## RECORDS PROVIDED

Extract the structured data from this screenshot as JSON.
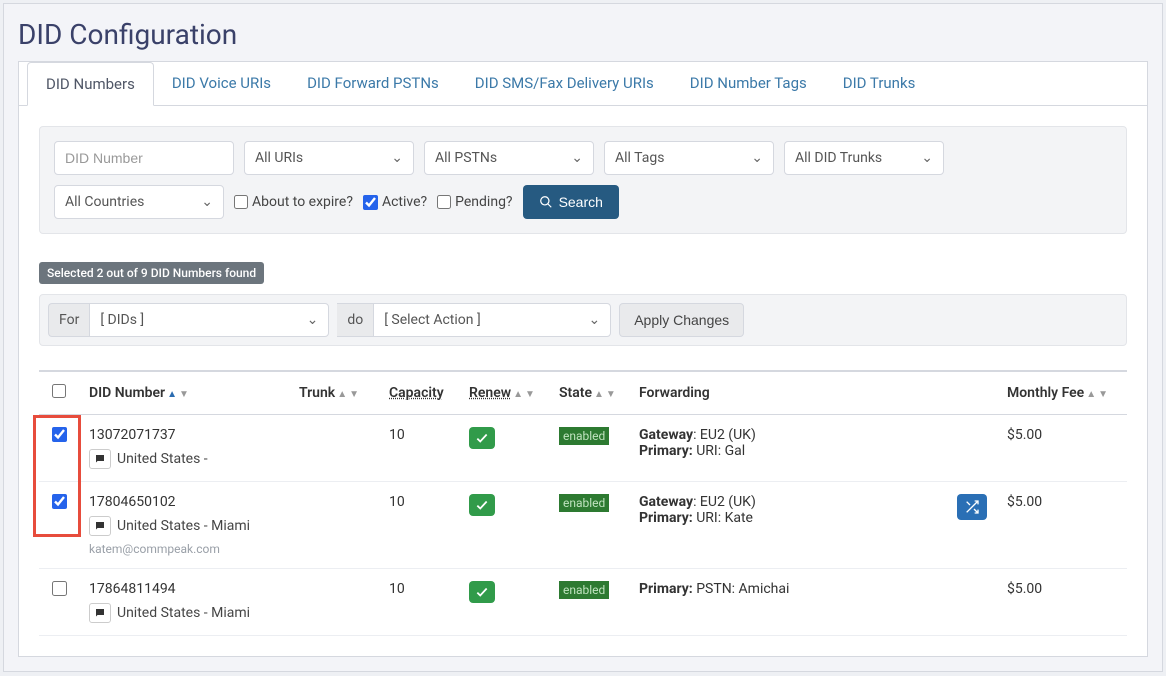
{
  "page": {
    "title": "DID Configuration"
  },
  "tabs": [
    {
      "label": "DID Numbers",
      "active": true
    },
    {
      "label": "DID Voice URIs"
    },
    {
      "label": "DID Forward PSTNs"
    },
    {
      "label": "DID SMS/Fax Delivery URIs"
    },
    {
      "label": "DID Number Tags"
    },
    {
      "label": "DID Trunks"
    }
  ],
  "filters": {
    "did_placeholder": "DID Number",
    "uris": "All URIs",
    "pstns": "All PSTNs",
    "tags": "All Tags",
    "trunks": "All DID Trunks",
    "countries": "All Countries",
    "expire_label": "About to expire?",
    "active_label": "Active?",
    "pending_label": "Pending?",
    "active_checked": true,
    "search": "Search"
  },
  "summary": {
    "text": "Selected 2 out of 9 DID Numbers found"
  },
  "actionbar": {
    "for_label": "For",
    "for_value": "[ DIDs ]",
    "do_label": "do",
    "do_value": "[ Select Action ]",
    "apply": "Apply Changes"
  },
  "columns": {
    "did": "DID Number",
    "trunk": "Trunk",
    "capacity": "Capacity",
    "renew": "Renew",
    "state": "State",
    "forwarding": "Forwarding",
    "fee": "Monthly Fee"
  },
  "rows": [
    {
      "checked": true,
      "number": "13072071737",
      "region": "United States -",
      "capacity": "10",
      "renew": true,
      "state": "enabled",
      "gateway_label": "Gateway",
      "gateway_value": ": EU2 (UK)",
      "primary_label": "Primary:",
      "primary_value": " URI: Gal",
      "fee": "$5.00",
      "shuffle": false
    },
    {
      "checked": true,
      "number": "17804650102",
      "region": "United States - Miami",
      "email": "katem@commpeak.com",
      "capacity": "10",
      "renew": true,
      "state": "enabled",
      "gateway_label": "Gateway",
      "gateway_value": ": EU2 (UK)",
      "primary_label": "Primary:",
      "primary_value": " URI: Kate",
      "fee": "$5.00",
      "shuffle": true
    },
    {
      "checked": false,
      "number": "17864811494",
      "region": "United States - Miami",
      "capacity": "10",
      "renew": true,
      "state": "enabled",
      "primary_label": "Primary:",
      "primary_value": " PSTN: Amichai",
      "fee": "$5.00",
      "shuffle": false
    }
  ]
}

## REQUEST
Exclude the pictures. Write out the remaining data exactly.

## OUTPUT OF THE EXERCISE
Extract the structured data from this screenshot as JSON.
{
  "page": {
    "title": "DID Configuration"
  },
  "tabs": [
    {
      "label": "DID Numbers",
      "active": true
    },
    {
      "label": "DID Voice URIs"
    },
    {
      "label": "DID Forward PSTNs"
    },
    {
      "label": "DID SMS/Fax Delivery URIs"
    },
    {
      "label": "DID Number Tags"
    },
    {
      "label": "DID Trunks"
    }
  ],
  "filters": {
    "did_placeholder": "DID Number",
    "uris": "All URIs",
    "pstns": "All PSTNs",
    "tags": "All Tags",
    "trunks": "All DID Trunks",
    "countries": "All Countries",
    "expire_label": "About to expire?",
    "active_label": "Active?",
    "pending_label": "Pending?",
    "active_checked": true,
    "search": "Search"
  },
  "summary": {
    "text": "Selected 2 out of 9 DID Numbers found"
  },
  "actionbar": {
    "for_label": "For",
    "for_value": "[ DIDs ]",
    "do_label": "do",
    "do_value": "[ Select Action ]",
    "apply": "Apply Changes"
  },
  "columns": {
    "did": "DID Number",
    "trunk": "Trunk",
    "capacity": "Capacity",
    "renew": "Renew",
    "state": "State",
    "forwarding": "Forwarding",
    "fee": "Monthly Fee"
  },
  "rows": [
    {
      "checked": true,
      "number": "13072071737",
      "region": "United States -",
      "capacity": "10",
      "renew": true,
      "state": "enabled",
      "gateway_label": "Gateway",
      "gateway_value": ": EU2 (UK)",
      "primary_label": "Primary:",
      "primary_value": " URI: Gal",
      "fee": "$5.00",
      "shuffle": false
    },
    {
      "checked": true,
      "number": "17804650102",
      "region": "United States - Miami",
      "email": "katem@commpeak.com",
      "capacity": "10",
      "renew": true,
      "state": "enabled",
      "gateway_label": "Gateway",
      "gateway_value": ": EU2 (UK)",
      "primary_label": "Primary:",
      "primary_value": " URI: Kate",
      "fee": "$5.00",
      "shuffle": true
    },
    {
      "checked": false,
      "number": "17864811494",
      "region": "United States - Miami",
      "capacity": "10",
      "renew": true,
      "state": "enabled",
      "primary_label": "Primary:",
      "primary_value": " PSTN: Amichai",
      "fee": "$5.00",
      "shuffle": false
    }
  ]
}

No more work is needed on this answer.